### Data extract:
** BEGIN **

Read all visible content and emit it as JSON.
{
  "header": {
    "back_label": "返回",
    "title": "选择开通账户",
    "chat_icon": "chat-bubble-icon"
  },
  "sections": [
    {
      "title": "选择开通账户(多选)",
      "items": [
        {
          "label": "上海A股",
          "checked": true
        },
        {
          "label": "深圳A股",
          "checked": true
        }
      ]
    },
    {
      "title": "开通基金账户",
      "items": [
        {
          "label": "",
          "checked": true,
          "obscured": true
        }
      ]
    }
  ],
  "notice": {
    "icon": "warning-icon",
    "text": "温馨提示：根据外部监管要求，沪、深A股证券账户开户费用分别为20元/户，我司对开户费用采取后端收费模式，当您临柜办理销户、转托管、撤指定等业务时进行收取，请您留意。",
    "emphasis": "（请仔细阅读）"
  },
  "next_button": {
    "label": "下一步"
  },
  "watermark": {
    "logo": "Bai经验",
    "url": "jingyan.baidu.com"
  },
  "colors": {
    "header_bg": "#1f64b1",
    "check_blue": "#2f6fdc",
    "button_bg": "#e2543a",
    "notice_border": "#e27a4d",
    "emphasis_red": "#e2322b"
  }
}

** END **

### Aim of the exercise:
Retype the listing above in full, with no alterations.

### Result of this exercise:
Read all visible content and emit it as JSON.
{
  "header": {
    "back_label": "返回",
    "title": "选择开通账户",
    "chat_icon": "chat-bubble-icon"
  },
  "sections": [
    {
      "title": "选择开通账户(多选)",
      "items": [
        {
          "label": "上海A股",
          "checked": true
        },
        {
          "label": "深圳A股",
          "checked": true
        }
      ]
    },
    {
      "title": "开通基金账户",
      "items": [
        {
          "label": "",
          "checked": true,
          "obscured": true
        }
      ]
    }
  ],
  "notice": {
    "icon": "warning-icon",
    "text": "温馨提示：根据外部监管要求，沪、深A股证券账户开户费用分别为20元/户，我司对开户费用采取后端收费模式，当您临柜办理销户、转托管、撤指定等业务时进行收取，请您留意。",
    "emphasis": "（请仔细阅读）"
  },
  "next_button": {
    "label": "下一步"
  },
  "watermark": {
    "logo": "Bai经验",
    "url": "jingyan.baidu.com"
  },
  "colors": {
    "header_bg": "#1f64b1",
    "check_blue": "#2f6fdc",
    "button_bg": "#e2543a",
    "notice_border": "#e27a4d",
    "emphasis_red": "#e2322b"
  }
}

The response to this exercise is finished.